*Podany tekst*
# [Gnome 3.2] Problem z odświeżaniem okien

## czuga

Witam,

Po instalacji Gnome'a 3.2 pojawił sie problem i nie potrafie odnalezc jego przyczyny. W aplikacjach takich jak LibreOffice czy np. konsole z KDE wystepuje problem z odswiezaniem. Wprowadzany tekst zaczyna "mulić", nastepuja opoznienia, nie widac tego co sie pisze. Po zrobieniu alt+tab wszystko wraca do normy, ale tylko na chwile. I tak w kolko. Gdzie moglbym zaczac szukac przyczyny? Czy potrzebujecie jakis konkretnych informacji? 

System jest na biezaco aktualizowany bezproblemowo. Sprzet to Intel + nvidia.

*Przedstawiony materiał*
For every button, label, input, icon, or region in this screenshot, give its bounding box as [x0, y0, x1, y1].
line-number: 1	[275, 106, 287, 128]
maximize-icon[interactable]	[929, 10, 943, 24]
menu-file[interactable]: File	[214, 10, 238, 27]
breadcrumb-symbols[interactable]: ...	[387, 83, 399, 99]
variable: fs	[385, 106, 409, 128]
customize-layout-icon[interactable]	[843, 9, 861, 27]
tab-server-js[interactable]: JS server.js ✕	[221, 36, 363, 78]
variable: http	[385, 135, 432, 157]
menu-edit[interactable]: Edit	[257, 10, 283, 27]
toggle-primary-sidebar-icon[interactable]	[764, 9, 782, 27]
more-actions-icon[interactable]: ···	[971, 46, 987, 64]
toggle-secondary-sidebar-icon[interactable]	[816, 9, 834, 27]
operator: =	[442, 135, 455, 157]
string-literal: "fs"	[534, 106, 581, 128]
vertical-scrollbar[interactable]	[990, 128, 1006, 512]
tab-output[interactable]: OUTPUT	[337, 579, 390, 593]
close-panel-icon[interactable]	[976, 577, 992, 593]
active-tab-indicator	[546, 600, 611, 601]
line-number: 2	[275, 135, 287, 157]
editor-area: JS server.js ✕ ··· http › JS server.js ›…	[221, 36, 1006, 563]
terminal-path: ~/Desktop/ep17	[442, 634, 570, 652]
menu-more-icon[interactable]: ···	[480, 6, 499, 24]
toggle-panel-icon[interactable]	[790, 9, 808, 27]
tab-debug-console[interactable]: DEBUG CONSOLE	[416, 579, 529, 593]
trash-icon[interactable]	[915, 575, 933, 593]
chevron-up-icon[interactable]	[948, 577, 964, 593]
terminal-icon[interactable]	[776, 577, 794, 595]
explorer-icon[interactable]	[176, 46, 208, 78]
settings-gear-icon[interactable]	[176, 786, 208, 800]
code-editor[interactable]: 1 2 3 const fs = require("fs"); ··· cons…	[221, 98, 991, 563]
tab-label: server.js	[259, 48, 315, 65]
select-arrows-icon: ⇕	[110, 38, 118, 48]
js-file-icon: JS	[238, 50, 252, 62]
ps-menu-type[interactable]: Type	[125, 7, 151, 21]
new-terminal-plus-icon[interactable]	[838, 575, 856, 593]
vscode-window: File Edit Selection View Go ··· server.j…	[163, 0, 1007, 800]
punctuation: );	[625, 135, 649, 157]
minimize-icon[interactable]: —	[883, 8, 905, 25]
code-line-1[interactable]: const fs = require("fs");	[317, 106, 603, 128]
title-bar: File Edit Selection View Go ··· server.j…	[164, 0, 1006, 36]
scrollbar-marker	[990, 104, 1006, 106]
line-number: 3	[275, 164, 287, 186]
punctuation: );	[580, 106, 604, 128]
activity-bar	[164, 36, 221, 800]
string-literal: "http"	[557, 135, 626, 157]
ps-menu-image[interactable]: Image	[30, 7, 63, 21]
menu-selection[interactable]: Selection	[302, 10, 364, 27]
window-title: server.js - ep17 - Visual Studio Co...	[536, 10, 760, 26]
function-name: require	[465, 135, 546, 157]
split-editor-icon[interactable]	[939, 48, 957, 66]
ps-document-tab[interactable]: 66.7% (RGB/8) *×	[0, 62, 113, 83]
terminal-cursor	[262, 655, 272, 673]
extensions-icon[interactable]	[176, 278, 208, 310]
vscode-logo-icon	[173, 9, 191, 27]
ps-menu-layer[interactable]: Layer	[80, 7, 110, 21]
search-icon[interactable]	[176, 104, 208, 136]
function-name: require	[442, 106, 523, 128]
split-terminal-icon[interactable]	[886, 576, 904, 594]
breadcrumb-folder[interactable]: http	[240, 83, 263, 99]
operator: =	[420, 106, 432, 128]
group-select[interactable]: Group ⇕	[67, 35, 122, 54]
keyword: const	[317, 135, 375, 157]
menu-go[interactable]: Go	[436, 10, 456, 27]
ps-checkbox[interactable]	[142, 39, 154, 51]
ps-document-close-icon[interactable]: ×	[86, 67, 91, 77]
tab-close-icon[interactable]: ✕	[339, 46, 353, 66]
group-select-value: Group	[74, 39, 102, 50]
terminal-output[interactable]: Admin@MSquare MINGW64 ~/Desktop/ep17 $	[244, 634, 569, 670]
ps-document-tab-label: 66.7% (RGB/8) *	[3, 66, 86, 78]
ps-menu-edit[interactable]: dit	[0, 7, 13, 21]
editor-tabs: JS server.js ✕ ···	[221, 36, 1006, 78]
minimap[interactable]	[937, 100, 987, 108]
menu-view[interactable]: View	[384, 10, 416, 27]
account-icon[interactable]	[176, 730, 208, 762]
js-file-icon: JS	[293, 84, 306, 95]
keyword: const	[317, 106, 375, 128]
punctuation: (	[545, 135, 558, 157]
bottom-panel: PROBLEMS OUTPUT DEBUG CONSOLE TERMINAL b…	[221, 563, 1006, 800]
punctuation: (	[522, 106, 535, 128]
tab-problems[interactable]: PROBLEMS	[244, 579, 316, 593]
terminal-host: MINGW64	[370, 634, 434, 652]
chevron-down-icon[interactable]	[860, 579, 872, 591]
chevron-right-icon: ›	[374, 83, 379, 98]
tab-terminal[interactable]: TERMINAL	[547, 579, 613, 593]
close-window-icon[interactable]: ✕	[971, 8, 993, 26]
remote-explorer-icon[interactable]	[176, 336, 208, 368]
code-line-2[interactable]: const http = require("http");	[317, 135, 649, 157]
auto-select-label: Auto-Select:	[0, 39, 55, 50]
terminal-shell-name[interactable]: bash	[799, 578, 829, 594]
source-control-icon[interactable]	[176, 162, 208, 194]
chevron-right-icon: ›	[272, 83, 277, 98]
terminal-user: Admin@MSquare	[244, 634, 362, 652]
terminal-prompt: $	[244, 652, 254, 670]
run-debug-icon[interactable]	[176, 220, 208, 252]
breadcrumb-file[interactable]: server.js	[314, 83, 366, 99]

*Zadania do wykonania*
a - Odpowiedz krótko na pytania dotyczące wątku o odświeżaniu okien w Gnome 3.2:
(i) W jakich aplikacjach występuje problem z odświeżaniem?
(ii) Jakie działanie na chwilę przywraca normalną pracę?
(iii) Jaki sprzęt wymieniono w wątku?
b - Wyjaśnij w jednym–trzech zdaniach, dlaczego według wątku o odświeżaniu okien w Gnome 3.2 podczas pisania nie widać wprowadzanego tekstu.
c - Proszę wznowić wątek o odświeżaniu okien w Gnome 3.2 od miejsca, w którym się kończy.
Pozycje nie są potrzebne do wykonania zadań.

*Odpowiedzi do zadań*
a -
(i) W LibreOffice i w konsoli z KDE.
(ii) Naciśnięcie alt+tab.
(iii) Intel + nvidia.

b - Po instalacji Gnome'a 3.2 w aplikacjach takich jak LibreOffice czy konsola z KDE pojawił się problem z odświeżaniem. Przez to wprowadzany tekst zaczyna „mulić” i pojawiają się opóźnienia, więc nie widać tego, co się pisze.

c -
Pozdrawiam

----------

## Jacekalex

Po pierwsze, jak masz Gentoo od niedawna (1 post na forum), to radziłbym nie pakować się w mocno testowy Gnome3 - który  błędów ma całkiem sporo, a jakością i funkcjonalnością nie rzuca na razię na kolana.

Stabilne (w Gentoo) Gnome  2.32 ma jakość, stabilność i wygodę, jakiej Gnome3 z Gnome-shell jeszcze długo nie dorówna.

Sznurki: https://forums.gentoo.org/viewtopic-t-903280.html

https://forums.gentoo.org/viewtopic-t-903424.html

http://www.gentoo.org/proj/en/desktop/gnome/howtos/gnome-3.2-upgrade.xml

Po drugie - Intel+ Nvidia - może dokładniej? czy to jest hybrydowa grafika w lapku, czy blaszak, i czy monitor jest podłączony do karty Nvidia, czy do karty Intela, a sam Intel to tylko procek, czy ma wbudowaną kartę graficzną (jak wszystkie i3, i5 i i7).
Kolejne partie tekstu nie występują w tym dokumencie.